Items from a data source
==========

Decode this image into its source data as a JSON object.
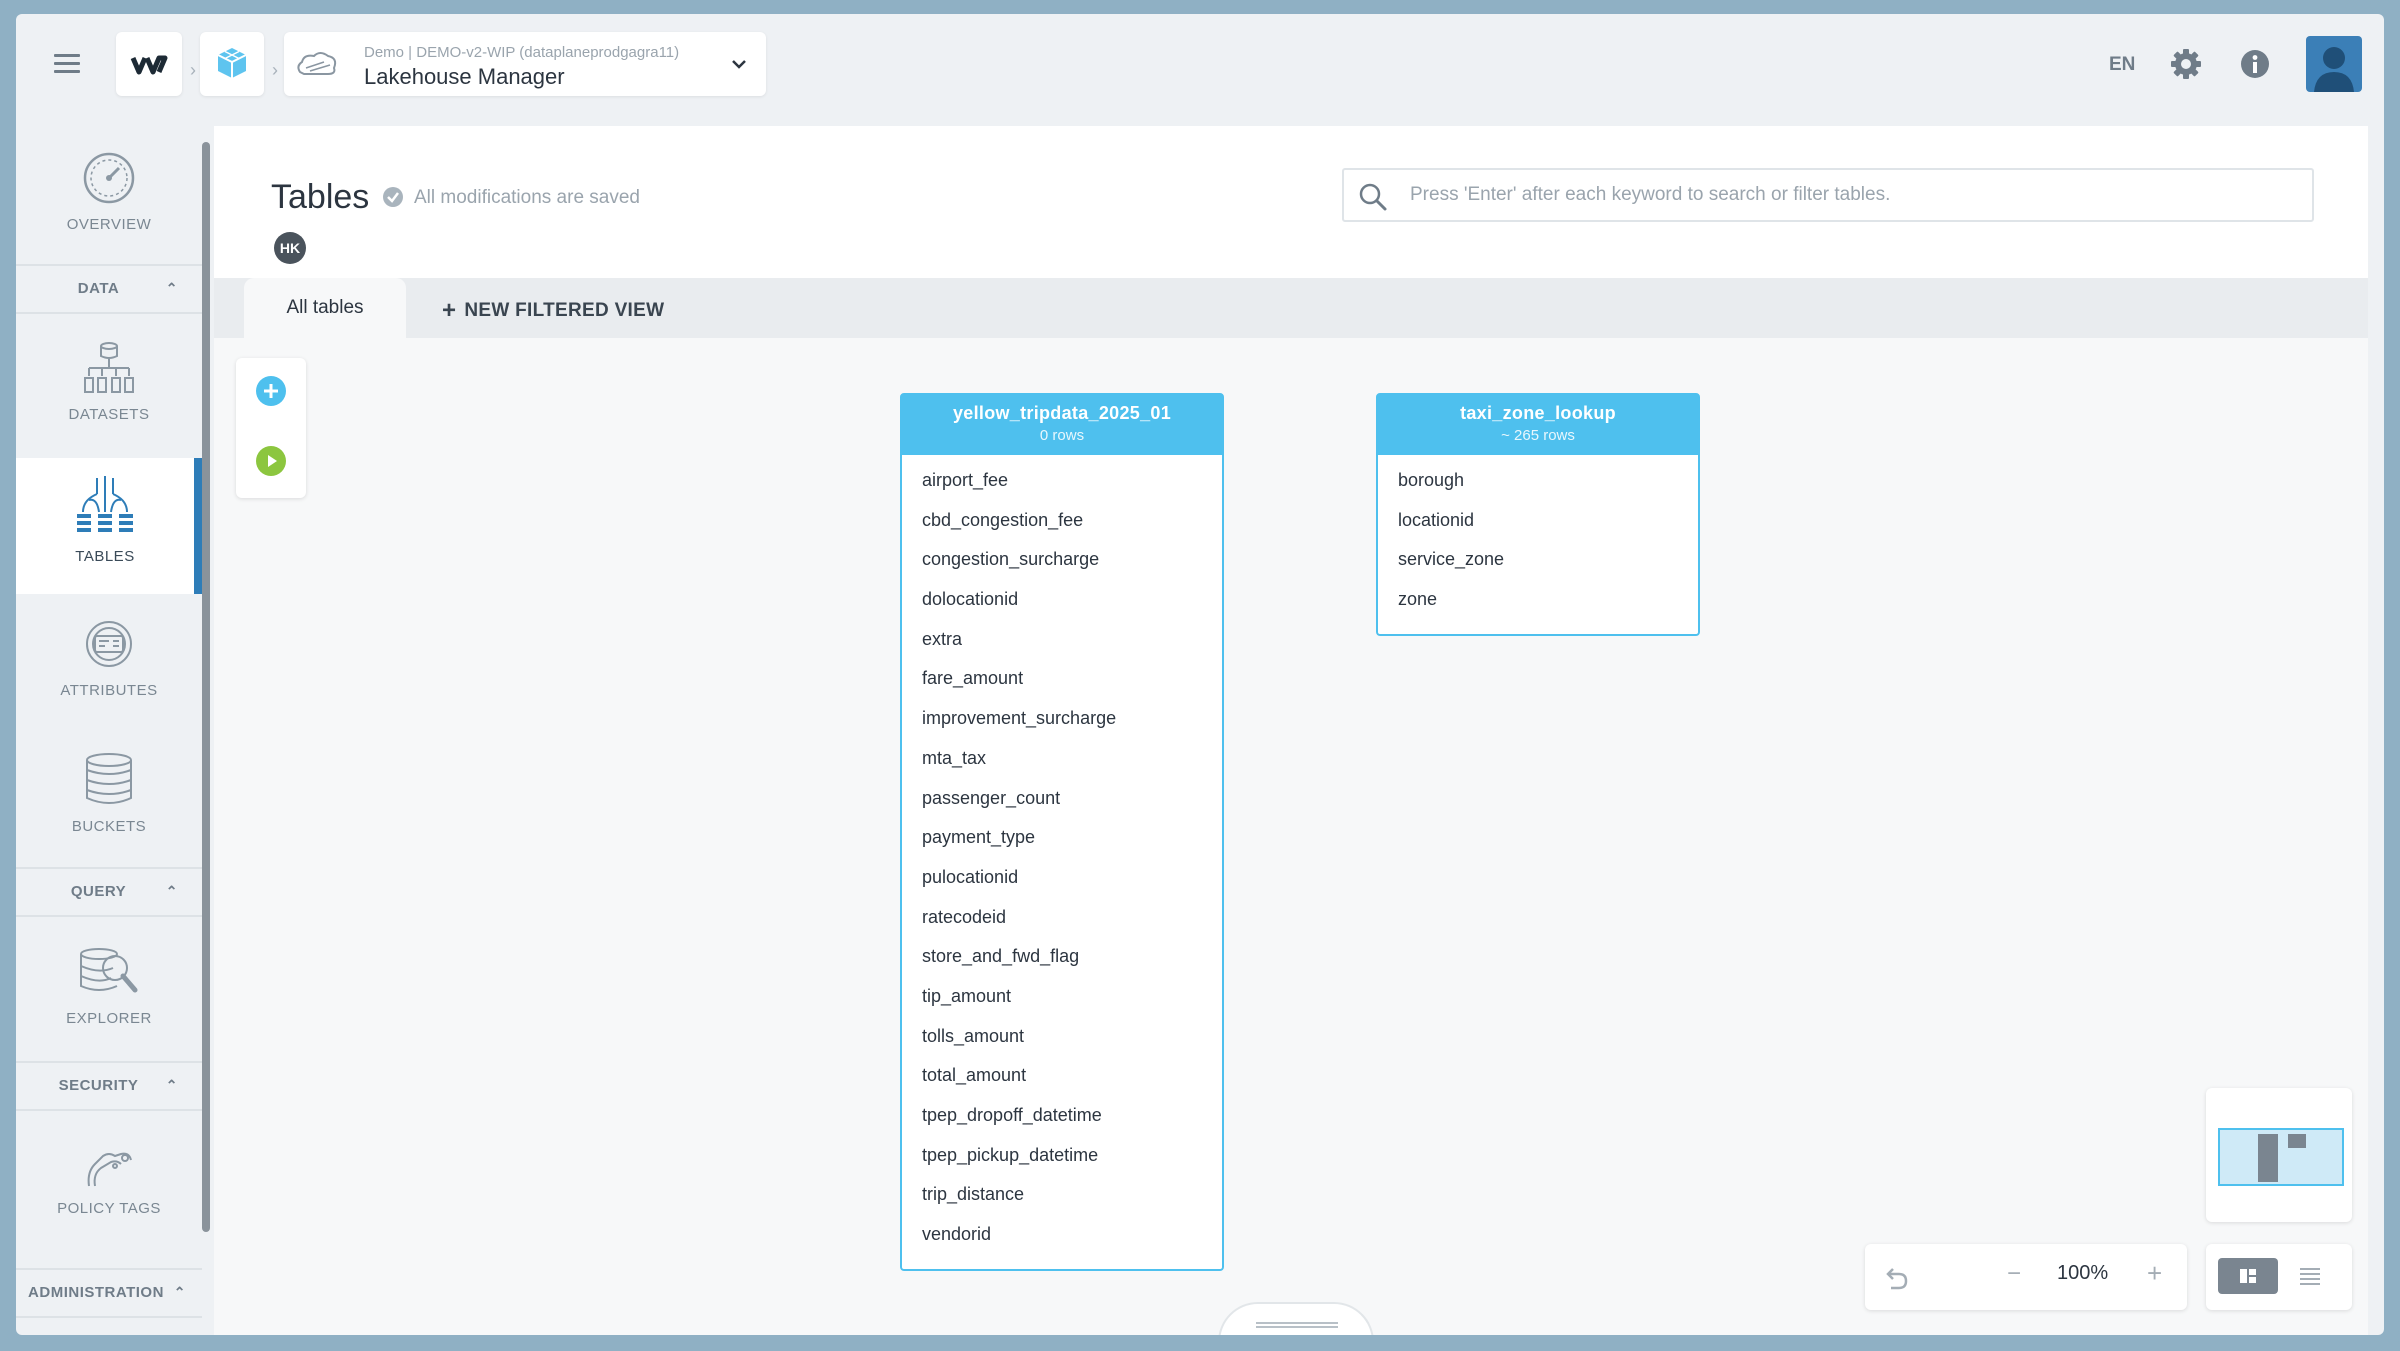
{
  "header": {
    "breadcrumb_sub": "Demo | DEMO-v2-WIP (dataplaneprodgagra11)",
    "breadcrumb_title": "Lakehouse Manager",
    "language": "EN"
  },
  "sidebar": {
    "overview": "OVERVIEW",
    "section_data": "DATA",
    "datasets": "DATASETS",
    "tables": "TABLES",
    "attributes": "ATTRIBUTES",
    "buckets": "BUCKETS",
    "section_query": "QUERY",
    "explorer": "EXPLORER",
    "section_security": "SECURITY",
    "policy_tags": "POLICY TAGS",
    "section_administration": "ADMINISTRATION"
  },
  "main": {
    "title": "Tables",
    "saved_status": "All modifications are saved",
    "user_initials": "HK",
    "search_placeholder": "Press 'Enter' after each keyword to search or filter tables.",
    "tabs": {
      "all_tables": "All tables",
      "new_filtered_view": "NEW FILTERED VIEW"
    }
  },
  "tables": [
    {
      "name": "yellow_tripdata_2025_01",
      "rows": "0 rows",
      "columns": [
        "airport_fee",
        "cbd_congestion_fee",
        "congestion_surcharge",
        "dolocationid",
        "extra",
        "fare_amount",
        "improvement_surcharge",
        "mta_tax",
        "passenger_count",
        "payment_type",
        "pulocationid",
        "ratecodeid",
        "store_and_fwd_flag",
        "tip_amount",
        "tolls_amount",
        "total_amount",
        "tpep_dropoff_datetime",
        "tpep_pickup_datetime",
        "trip_distance",
        "vendorid"
      ]
    },
    {
      "name": "taxi_zone_lookup",
      "rows": "~ 265 rows",
      "columns": [
        "borough",
        "locationid",
        "service_zone",
        "zone"
      ]
    }
  ],
  "zoom": {
    "level": "100%"
  },
  "colors": {
    "accent": "#4ec0ee",
    "active_bar": "#2e7db8",
    "add_button": "#4ec0ee",
    "run_button": "#8cc63f"
  }
}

==========

### [Goal of the exercise]
Give an exact reproduction of every line, leaving out any picture.

### [Output of the exercise]
Decode this image into its source data as a JSON object.
{
  "header": {
    "breadcrumb_sub": "Demo | DEMO-v2-WIP (dataplaneprodgagra11)",
    "breadcrumb_title": "Lakehouse Manager",
    "language": "EN"
  },
  "sidebar": {
    "overview": "OVERVIEW",
    "section_data": "DATA",
    "datasets": "DATASETS",
    "tables": "TABLES",
    "attributes": "ATTRIBUTES",
    "buckets": "BUCKETS",
    "section_query": "QUERY",
    "explorer": "EXPLORER",
    "section_security": "SECURITY",
    "policy_tags": "POLICY TAGS",
    "section_administration": "ADMINISTRATION"
  },
  "main": {
    "title": "Tables",
    "saved_status": "All modifications are saved",
    "user_initials": "HK",
    "search_placeholder": "Press 'Enter' after each keyword to search or filter tables.",
    "tabs": {
      "all_tables": "All tables",
      "new_filtered_view": "NEW FILTERED VIEW"
    }
  },
  "tables": [
    {
      "name": "yellow_tripdata_2025_01",
      "rows": "0 rows",
      "columns": [
        "airport_fee",
        "cbd_congestion_fee",
        "congestion_surcharge",
        "dolocationid",
        "extra",
        "fare_amount",
        "improvement_surcharge",
        "mta_tax",
        "passenger_count",
        "payment_type",
        "pulocationid",
        "ratecodeid",
        "store_and_fwd_flag",
        "tip_amount",
        "tolls_amount",
        "total_amount",
        "tpep_dropoff_datetime",
        "tpep_pickup_datetime",
        "trip_distance",
        "vendorid"
      ]
    },
    {
      "name": "taxi_zone_lookup",
      "rows": "~ 265 rows",
      "columns": [
        "borough",
        "locationid",
        "service_zone",
        "zone"
      ]
    }
  ],
  "zoom": {
    "level": "100%"
  },
  "colors": {
    "accent": "#4ec0ee",
    "active_bar": "#2e7db8",
    "add_button": "#4ec0ee",
    "run_button": "#8cc63f"
  }
}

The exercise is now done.